» **DATASET RECORDS**:
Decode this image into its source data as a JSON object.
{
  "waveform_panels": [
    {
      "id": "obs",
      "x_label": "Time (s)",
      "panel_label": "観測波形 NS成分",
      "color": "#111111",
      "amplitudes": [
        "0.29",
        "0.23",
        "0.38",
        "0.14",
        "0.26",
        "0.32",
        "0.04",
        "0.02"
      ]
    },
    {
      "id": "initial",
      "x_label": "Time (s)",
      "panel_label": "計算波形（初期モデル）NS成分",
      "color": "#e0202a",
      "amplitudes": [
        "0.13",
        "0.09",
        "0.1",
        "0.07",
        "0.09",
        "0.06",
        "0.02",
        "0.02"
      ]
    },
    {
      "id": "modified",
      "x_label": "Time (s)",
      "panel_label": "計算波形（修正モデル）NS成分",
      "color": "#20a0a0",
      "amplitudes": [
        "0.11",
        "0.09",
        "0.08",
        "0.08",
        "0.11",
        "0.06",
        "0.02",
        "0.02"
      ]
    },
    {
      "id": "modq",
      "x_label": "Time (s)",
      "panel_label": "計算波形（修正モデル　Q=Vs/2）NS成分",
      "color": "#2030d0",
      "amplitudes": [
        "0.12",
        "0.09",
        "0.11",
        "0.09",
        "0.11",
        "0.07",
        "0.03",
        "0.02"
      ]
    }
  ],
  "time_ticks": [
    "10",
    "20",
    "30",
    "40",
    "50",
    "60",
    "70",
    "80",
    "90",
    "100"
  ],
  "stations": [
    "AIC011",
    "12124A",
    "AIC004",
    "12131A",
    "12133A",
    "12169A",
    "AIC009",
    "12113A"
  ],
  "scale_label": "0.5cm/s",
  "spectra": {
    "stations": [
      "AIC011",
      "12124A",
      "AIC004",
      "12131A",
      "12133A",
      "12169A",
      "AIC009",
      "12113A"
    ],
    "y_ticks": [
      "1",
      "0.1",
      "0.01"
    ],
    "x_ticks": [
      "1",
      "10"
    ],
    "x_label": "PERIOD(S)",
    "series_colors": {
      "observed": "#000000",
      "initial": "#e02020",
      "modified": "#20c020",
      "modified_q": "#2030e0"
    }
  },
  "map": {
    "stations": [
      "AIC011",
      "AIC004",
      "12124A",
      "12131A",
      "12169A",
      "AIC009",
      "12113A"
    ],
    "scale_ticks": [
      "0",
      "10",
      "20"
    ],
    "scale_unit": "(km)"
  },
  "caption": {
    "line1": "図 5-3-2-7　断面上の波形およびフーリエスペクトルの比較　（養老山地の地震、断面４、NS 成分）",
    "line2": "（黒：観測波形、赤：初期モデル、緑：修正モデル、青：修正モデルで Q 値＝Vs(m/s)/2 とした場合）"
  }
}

» **GOAL**:
Each line of the listing above should be output exactly.

» **TASK RESULT**:
Decode this image into its source data as a JSON object.
{
  "waveform_panels": [
    {
      "id": "obs",
      "x_label": "Time (s)",
      "panel_label": "観測波形 NS成分",
      "color": "#111111",
      "amplitudes": [
        "0.29",
        "0.23",
        "0.38",
        "0.14",
        "0.26",
        "0.32",
        "0.04",
        "0.02"
      ]
    },
    {
      "id": "initial",
      "x_label": "Time (s)",
      "panel_label": "計算波形（初期モデル）NS成分",
      "color": "#e0202a",
      "amplitudes": [
        "0.13",
        "0.09",
        "0.1",
        "0.07",
        "0.09",
        "0.06",
        "0.02",
        "0.02"
      ]
    },
    {
      "id": "modified",
      "x_label": "Time (s)",
      "panel_label": "計算波形（修正モデル）NS成分",
      "color": "#20a0a0",
      "amplitudes": [
        "0.11",
        "0.09",
        "0.08",
        "0.08",
        "0.11",
        "0.06",
        "0.02",
        "0.02"
      ]
    },
    {
      "id": "modq",
      "x_label": "Time (s)",
      "panel_label": "計算波形（修正モデル　Q=Vs/2）NS成分",
      "color": "#2030d0",
      "amplitudes": [
        "0.12",
        "0.09",
        "0.11",
        "0.09",
        "0.11",
        "0.07",
        "0.03",
        "0.02"
      ]
    }
  ],
  "time_ticks": [
    "10",
    "20",
    "30",
    "40",
    "50",
    "60",
    "70",
    "80",
    "90",
    "100"
  ],
  "stations": [
    "AIC011",
    "12124A",
    "AIC004",
    "12131A",
    "12133A",
    "12169A",
    "AIC009",
    "12113A"
  ],
  "scale_label": "0.5cm/s",
  "spectra": {
    "stations": [
      "AIC011",
      "12124A",
      "AIC004",
      "12131A",
      "12133A",
      "12169A",
      "AIC009",
      "12113A"
    ],
    "y_ticks": [
      "1",
      "0.1",
      "0.01"
    ],
    "x_ticks": [
      "1",
      "10"
    ],
    "x_label": "PERIOD(S)",
    "series_colors": {
      "observed": "#000000",
      "initial": "#e02020",
      "modified": "#20c020",
      "modified_q": "#2030e0"
    }
  },
  "map": {
    "stations": [
      "AIC011",
      "AIC004",
      "12124A",
      "12131A",
      "12169A",
      "AIC009",
      "12113A"
    ],
    "scale_ticks": [
      "0",
      "10",
      "20"
    ],
    "scale_unit": "(km)"
  },
  "caption": {
    "line1": "図 5-3-2-7　断面上の波形およびフーリエスペクトルの比較　（養老山地の地震、断面４、NS 成分）",
    "line2": "（黒：観測波形、赤：初期モデル、緑：修正モデル、青：修正モデルで Q 値＝Vs(m/s)/2 とした場合）"
  }
}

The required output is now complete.